Selected extract:
If $M$ is the maximum value of $x^4y+x^3y+x^2y+xy+xy^2+xy^3+xy^4$. Subject to $x+y=3$. Find the value of $\lfloor M \rfloor$.
I think the maximum of $M$ occurred when $x=y=3/2$. And I just put the value of that in M and found 34. What is the original answer with good solution ?? Somebody please help me.
On
After substitution $y=3-x$ we get: $$M=-11x^4+66x^3-139x^2+120x$$
$$M'(x)=2(3-2x)(11x^2-33x+20),$$ which gives a maximal value $\frac{400}{11}$ for $x=\frac{3+\sqrt{\frac{19}{11}}}{2}$.

Exercise set:
1. In the thread on maximizing the polynomial subject to x+y=3, what maximal value does the reply give?
2. Write the next part of the thread on maximizing the polynomial subject to x+y=3, starting after its final sentence.

Records:

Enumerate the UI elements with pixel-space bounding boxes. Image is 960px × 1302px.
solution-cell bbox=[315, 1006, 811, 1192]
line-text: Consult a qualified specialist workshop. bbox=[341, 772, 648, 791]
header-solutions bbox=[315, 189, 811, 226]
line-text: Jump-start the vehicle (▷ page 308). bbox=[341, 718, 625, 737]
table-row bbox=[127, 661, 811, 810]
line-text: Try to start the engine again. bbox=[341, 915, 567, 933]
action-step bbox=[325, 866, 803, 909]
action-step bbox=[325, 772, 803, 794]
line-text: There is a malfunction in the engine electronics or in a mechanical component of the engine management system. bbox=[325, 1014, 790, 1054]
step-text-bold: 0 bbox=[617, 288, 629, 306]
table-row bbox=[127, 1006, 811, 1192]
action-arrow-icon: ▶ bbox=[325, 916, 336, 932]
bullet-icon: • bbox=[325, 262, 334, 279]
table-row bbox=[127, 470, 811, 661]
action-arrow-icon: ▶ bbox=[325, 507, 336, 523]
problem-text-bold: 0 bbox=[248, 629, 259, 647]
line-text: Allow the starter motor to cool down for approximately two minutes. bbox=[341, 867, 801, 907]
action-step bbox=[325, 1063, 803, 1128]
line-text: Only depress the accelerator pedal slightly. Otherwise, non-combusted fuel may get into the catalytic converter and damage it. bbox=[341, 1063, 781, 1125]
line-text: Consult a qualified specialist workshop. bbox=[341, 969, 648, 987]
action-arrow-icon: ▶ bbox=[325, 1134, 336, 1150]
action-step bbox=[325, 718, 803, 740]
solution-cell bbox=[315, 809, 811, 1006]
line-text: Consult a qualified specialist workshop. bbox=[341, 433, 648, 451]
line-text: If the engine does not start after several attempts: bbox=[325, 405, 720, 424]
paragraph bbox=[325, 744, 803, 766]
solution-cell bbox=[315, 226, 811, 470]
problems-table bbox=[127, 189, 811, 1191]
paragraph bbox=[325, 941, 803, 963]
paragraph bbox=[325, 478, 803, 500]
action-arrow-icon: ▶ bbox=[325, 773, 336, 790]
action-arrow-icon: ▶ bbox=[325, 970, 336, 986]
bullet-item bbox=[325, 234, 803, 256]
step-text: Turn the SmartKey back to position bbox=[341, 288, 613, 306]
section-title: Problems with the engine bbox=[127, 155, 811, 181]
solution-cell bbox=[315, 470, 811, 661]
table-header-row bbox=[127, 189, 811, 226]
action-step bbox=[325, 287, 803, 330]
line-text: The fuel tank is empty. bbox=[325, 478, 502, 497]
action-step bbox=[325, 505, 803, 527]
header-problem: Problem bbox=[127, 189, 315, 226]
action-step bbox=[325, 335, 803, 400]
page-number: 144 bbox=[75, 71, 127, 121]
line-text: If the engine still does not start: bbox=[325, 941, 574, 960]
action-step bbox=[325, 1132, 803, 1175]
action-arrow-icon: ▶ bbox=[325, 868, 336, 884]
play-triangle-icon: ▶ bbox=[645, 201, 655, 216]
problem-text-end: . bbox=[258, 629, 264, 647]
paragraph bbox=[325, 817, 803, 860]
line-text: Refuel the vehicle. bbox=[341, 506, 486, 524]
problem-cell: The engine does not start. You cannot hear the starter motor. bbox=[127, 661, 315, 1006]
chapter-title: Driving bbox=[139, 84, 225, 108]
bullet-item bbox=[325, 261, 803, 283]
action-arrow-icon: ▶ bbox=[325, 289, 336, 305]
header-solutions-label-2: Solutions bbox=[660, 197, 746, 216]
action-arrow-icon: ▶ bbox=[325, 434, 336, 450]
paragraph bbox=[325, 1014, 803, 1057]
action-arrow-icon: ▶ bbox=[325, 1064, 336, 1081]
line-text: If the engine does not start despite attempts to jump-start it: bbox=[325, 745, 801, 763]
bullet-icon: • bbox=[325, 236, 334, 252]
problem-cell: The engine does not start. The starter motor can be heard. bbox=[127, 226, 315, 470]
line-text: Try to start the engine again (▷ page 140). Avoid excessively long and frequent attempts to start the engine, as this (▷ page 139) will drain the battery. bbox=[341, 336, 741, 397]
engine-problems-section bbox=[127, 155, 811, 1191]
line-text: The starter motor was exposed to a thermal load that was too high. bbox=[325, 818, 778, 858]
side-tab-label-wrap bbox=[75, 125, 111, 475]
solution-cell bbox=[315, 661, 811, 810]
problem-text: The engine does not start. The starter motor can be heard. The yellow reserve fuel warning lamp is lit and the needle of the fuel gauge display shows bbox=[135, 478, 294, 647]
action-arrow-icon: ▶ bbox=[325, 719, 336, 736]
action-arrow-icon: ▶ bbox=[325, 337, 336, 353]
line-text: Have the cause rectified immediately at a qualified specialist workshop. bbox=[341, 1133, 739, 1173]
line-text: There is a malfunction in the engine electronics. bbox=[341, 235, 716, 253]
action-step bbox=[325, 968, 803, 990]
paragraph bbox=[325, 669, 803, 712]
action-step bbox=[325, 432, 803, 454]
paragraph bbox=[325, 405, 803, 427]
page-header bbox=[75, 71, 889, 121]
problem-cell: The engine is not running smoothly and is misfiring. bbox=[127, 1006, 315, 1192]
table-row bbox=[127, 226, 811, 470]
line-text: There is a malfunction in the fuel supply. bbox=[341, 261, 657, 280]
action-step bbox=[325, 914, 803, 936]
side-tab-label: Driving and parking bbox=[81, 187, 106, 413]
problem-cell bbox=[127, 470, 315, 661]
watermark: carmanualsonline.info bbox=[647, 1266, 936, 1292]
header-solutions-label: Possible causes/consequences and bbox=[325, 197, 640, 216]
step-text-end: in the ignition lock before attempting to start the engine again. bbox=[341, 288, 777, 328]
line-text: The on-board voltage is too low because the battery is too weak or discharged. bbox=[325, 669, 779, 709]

Solved tasks:
1. 400/11

2.
On
$x^{4}y+x^{3}y+x^{2}y+xy+xy^{2}+xy^{3}+xy^{4}=xy+xy(x+y)+xy(x^{2}+y^{2})+xy(x^{3}+y^{3})=xy+3xy+xy((x+y)^{2}-2xy)+xy((x+y)^{3}-3x^{2}y-3xy^{2})=4xy+xy(9-2xy)+xy(27-3xy(x+y))=13xy-2(xy)^{2}+xy(27-9xy)=40xy-11(xy)^{2}.$
Now take $xy=k$ and you have $k\leq \frac{9}{4}$. Now our expression is $40k-11k^{2}$. Using derivative calculate $k$ such that the expression is maximum and check that the value of $k$ is less than $\frac{9}{4}$
Extended hint: let $s=x+y, \,p=xy\,$, then $\,x^2+y^2=s^2-2p, \;x^3+y^3=s^3-3sp\,$ so:
$$ \begin{align} x^4y+x^3y+x^2y+xy+xy^2+xy^3+xy^4 &= xy(x^3+x^2+x+1+y+y^2+y^3) \\ &= xy(1+x+y+x^2+y^2+x^3+y^3) \\ &= p(1+s+s^2-2p+s^3-3sp) \\ &= p(40-11p) \end{align} $$
The maximum value is attained for $p=\cfrac{20}{11}\,$ and equals $\cfrac{400}{11}\,$, corresponding to the $x,y$ which are the roots of $z^2 - s z + p = 0 \;\iff\;z^2 - 3z + \cfrac{20}{11} = 0\,$.